_STORED ROWS_
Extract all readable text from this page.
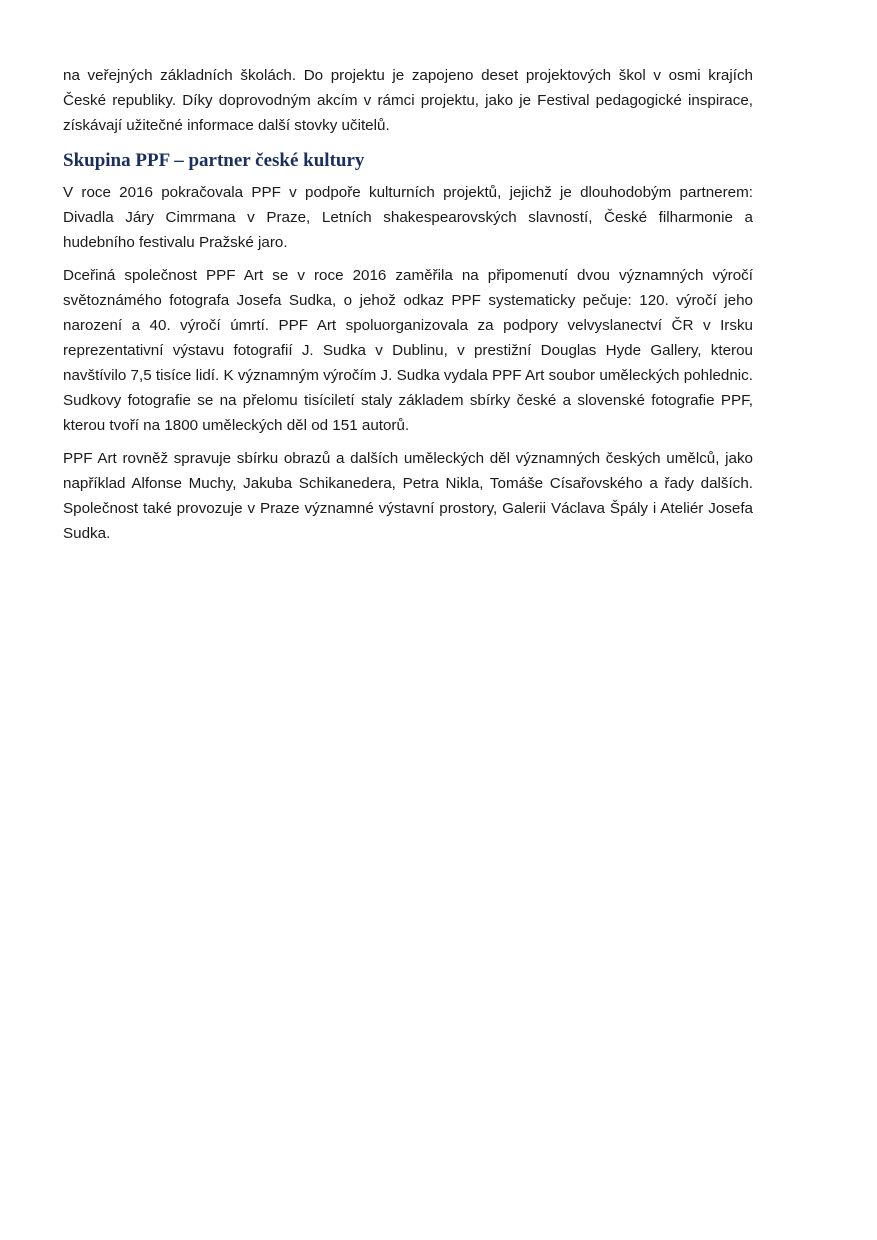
na veřejných základních školách. Do projektu je zapojeno deset projektových škol v osmi krajích České republiky. Díky doprovodným akcím v rámci projektu, jako je Festival pedagogické inspirace, získávají užitečné informace další stovky učitelů.

Skupina PPF – partner české kultury

V roce 2016 pokračovala PPF v podpoře kulturních projektů, jejichž je dlouhodobým partnerem: Divadla Járy Cimrmana v Praze, Letních shakespearovských slavností, České filharmonie a hudebního festivalu Pražské jaro.

Dceřiná společnost PPF Art se v roce 2016 zaměřila na připomenutí dvou významných výročí světoznámého fotografa Josefa Sudka, o jehož odkaz PPF systematicky pečuje: 120. výročí jeho narození a 40. výročí úmrtí. PPF Art spoluorganizovala za podpory velvyslanectví ČR v Irsku reprezentativní výstavu fotografií J. Sudka v Dublinu, v prestižní Douglas Hyde Gallery, kterou navštívilo 7,5 tisíce lidí. K významným výročím J. Sudka vydala PPF Art soubor uměleckých pohlednic. Sudkovy fotografie se na přelomu tisíciletí staly základem sbírky české a slovenské fotografie PPF, kterou tvoří na 1800 uměleckých děl od 151 autorů.

PPF Art rovněž spravuje sbírku obrazů a dalších uměleckých děl významných českých umělců, jako například Alfonse Muchy, Jakuba Schikanedera, Petra Nikla, Tomáše Císařovského a řady dalších. Společnost také provozuje v Praze významné výstavní prostory, Galerii Václava Špály i Ateliér Josefa Sudka.
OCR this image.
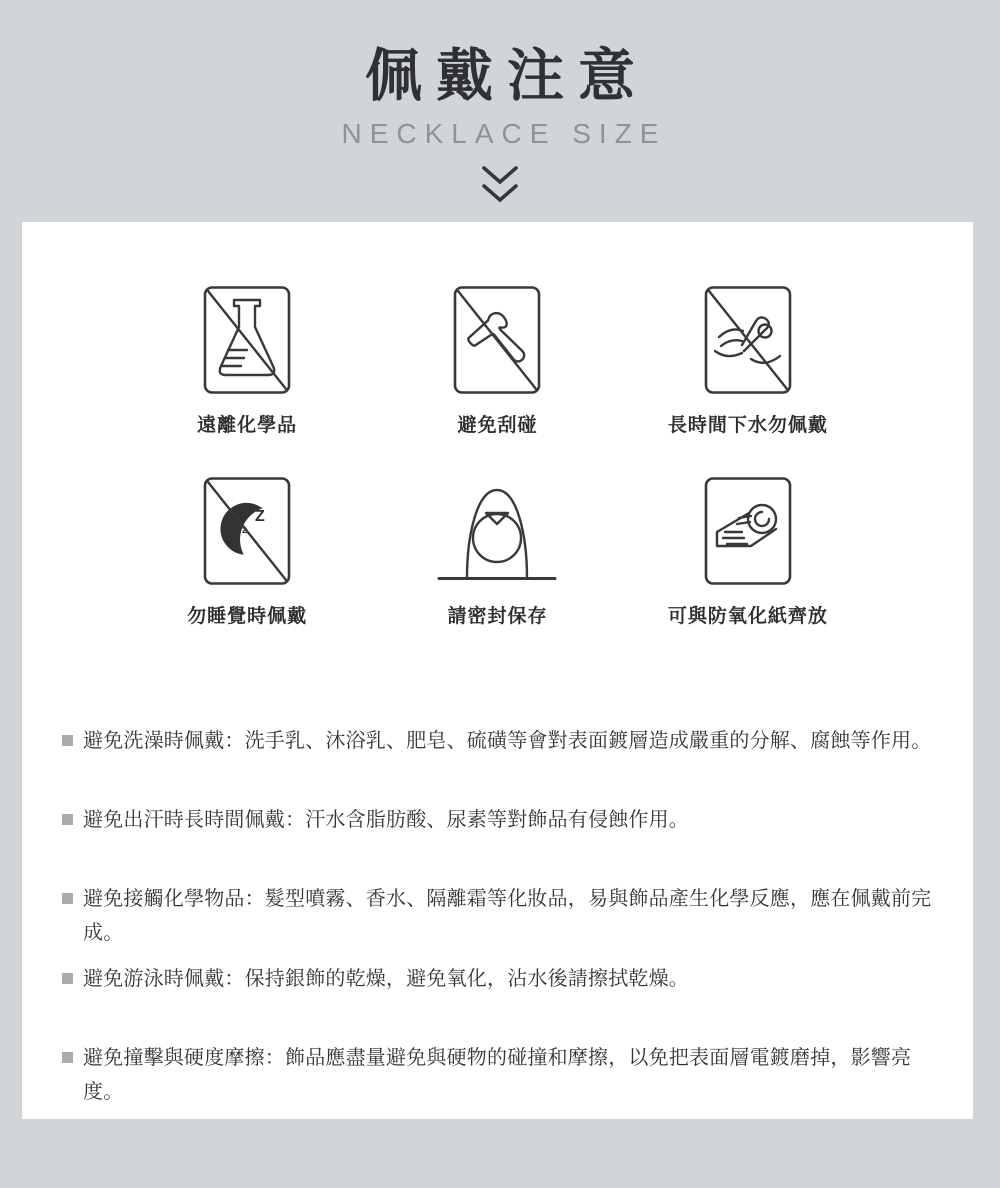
佩戴注意
NECKLACE SIZE
遠離化學品	避免刮碰	長時間下水勿佩戴
Z
z
勿睡覺時佩戴	請密封保存	可與防氧化紙齊放

避免洗澡時佩戴：洗手乳、沐浴乳、肥皂、硫磺等會對表面鍍層造成嚴重的分解、腐蝕等作用。

避免出汗時長時間佩戴：汗水含脂肪酸、尿素等對飾品有侵蝕作用。

避免接觸化學物品：髮型噴霧、香水、隔離霜等化妝品，易與飾品產生化學反應，應在佩戴前完成。

避免游泳時佩戴：保持銀飾的乾燥，避免氧化，沾水後請擦拭乾燥。

避免撞擊與硬度摩擦：飾品應盡量避免與硬物的碰撞和摩擦，以免把表面層電鍍磨掉，影響亮度。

_WHAT NEEDS TO BE DONE_
Output an exact copy of the material, with the pictures removed.

_FINISHED ANSWER_
Extract all readable text from this page.
na veřejných základních školách. Do projektu je zapojeno deset projektových škol v osmi krajích České republiky. Díky doprovodným akcím v rámci projektu, jako je Festival pedagogické inspirace, získávají užitečné informace další stovky učitelů.

Skupina PPF – partner české kultury

V roce 2016 pokračovala PPF v podpoře kulturních projektů, jejichž je dlouhodobým partnerem: Divadla Járy Cimrmana v Praze, Letních shakespearovských slavností, České filharmonie a hudebního festivalu Pražské jaro.

Dceřiná společnost PPF Art se v roce 2016 zaměřila na připomenutí dvou významných výročí světoznámého fotografa Josefa Sudka, o jehož odkaz PPF systematicky pečuje: 120. výročí jeho narození a 40. výročí úmrtí. PPF Art spoluorganizovala za podpory velvyslanectví ČR v Irsku reprezentativní výstavu fotografií J. Sudka v Dublinu, v prestižní Douglas Hyde Gallery, kterou navštívilo 7,5 tisíce lidí. K významným výročím J. Sudka vydala PPF Art soubor uměleckých pohlednic. Sudkovy fotografie se na přelomu tisíciletí staly základem sbírky české a slovenské fotografie PPF, kterou tvoří na 1800 uměleckých děl od 151 autorů.

PPF Art rovněž spravuje sbírku obrazů a dalších uměleckých děl významných českých umělců, jako například Alfonse Muchy, Jakuba Schikanedera, Petra Nikla, Tomáše Císařovského a řady dalších. Společnost také provozuje v Praze významné výstavní prostory, Galerii Václava Špály i Ateliér Josefa Sudka.
OCR this image.
佩戴注意
NECKLACE SIZE
遠離化學品	避免刮碰	長時間下水勿佩戴
Z
z
勿睡覺時佩戴	請密封保存	可與防氧化紙齊放

避免洗澡時佩戴：洗手乳、沐浴乳、肥皂、硫磺等會對表面鍍層造成嚴重的分解、腐蝕等作用。

避免出汗時長時間佩戴：汗水含脂肪酸、尿素等對飾品有侵蝕作用。

避免接觸化學物品：髮型噴霧、香水、隔離霜等化妝品，易與飾品產生化學反應，應在佩戴前完成。

避免游泳時佩戴：保持銀飾的乾燥，避免氧化，沾水後請擦拭乾燥。

避免撞擊與硬度摩擦：飾品應盡量避免與硬物的碰撞和摩擦，以免把表面層電鍍磨掉，影響亮度。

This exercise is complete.